Start of MATERIALS PROVIDED

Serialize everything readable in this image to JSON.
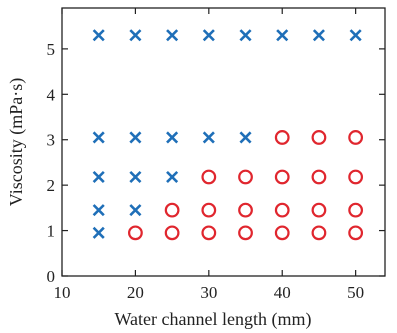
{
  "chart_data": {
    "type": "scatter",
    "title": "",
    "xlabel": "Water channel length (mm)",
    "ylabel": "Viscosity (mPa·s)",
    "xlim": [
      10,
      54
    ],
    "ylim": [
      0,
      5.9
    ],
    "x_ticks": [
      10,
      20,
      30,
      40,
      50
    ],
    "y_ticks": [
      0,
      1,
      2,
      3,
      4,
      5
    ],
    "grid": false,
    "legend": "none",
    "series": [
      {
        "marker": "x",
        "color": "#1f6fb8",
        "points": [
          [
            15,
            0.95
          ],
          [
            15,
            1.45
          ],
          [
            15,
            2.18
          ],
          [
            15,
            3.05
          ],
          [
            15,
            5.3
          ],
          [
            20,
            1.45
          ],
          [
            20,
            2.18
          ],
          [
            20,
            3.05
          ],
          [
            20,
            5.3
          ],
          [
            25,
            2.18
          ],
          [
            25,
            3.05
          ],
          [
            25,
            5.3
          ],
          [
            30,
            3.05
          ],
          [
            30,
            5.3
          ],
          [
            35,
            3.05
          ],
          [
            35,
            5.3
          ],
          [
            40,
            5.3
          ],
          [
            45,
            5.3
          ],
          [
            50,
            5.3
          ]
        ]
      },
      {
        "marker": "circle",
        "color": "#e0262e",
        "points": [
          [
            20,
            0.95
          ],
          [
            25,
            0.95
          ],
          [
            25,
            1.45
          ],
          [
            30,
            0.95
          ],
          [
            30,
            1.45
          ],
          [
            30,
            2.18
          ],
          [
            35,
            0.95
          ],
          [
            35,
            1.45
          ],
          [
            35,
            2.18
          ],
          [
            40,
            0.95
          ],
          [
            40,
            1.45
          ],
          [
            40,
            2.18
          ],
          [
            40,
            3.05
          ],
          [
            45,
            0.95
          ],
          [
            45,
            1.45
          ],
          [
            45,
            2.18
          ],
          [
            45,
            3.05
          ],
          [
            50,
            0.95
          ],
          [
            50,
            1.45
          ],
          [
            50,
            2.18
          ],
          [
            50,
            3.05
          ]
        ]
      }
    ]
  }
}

End of MATERIALS PROVIDED

EXERCISE AIM: Pictures excluded, quote all the data above exactly.

TASK SOLUTION:
Serialize everything readable in this image to JSON.
{
  "chart_data": {
    "type": "scatter",
    "title": "",
    "xlabel": "Water channel length (mm)",
    "ylabel": "Viscosity (mPa·s)",
    "xlim": [
      10,
      54
    ],
    "ylim": [
      0,
      5.9
    ],
    "x_ticks": [
      10,
      20,
      30,
      40,
      50
    ],
    "y_ticks": [
      0,
      1,
      2,
      3,
      4,
      5
    ],
    "grid": false,
    "legend": "none",
    "series": [
      {
        "marker": "x",
        "color": "#1f6fb8",
        "points": [
          [
            15,
            0.95
          ],
          [
            15,
            1.45
          ],
          [
            15,
            2.18
          ],
          [
            15,
            3.05
          ],
          [
            15,
            5.3
          ],
          [
            20,
            1.45
          ],
          [
            20,
            2.18
          ],
          [
            20,
            3.05
          ],
          [
            20,
            5.3
          ],
          [
            25,
            2.18
          ],
          [
            25,
            3.05
          ],
          [
            25,
            5.3
          ],
          [
            30,
            3.05
          ],
          [
            30,
            5.3
          ],
          [
            35,
            3.05
          ],
          [
            35,
            5.3
          ],
          [
            40,
            5.3
          ],
          [
            45,
            5.3
          ],
          [
            50,
            5.3
          ]
        ]
      },
      {
        "marker": "circle",
        "color": "#e0262e",
        "points": [
          [
            20,
            0.95
          ],
          [
            25,
            0.95
          ],
          [
            25,
            1.45
          ],
          [
            30,
            0.95
          ],
          [
            30,
            1.45
          ],
          [
            30,
            2.18
          ],
          [
            35,
            0.95
          ],
          [
            35,
            1.45
          ],
          [
            35,
            2.18
          ],
          [
            40,
            0.95
          ],
          [
            40,
            1.45
          ],
          [
            40,
            2.18
          ],
          [
            40,
            3.05
          ],
          [
            45,
            0.95
          ],
          [
            45,
            1.45
          ],
          [
            45,
            2.18
          ],
          [
            45,
            3.05
          ],
          [
            50,
            0.95
          ],
          [
            50,
            1.45
          ],
          [
            50,
            2.18
          ],
          [
            50,
            3.05
          ]
        ]
      }
    ]
  }
}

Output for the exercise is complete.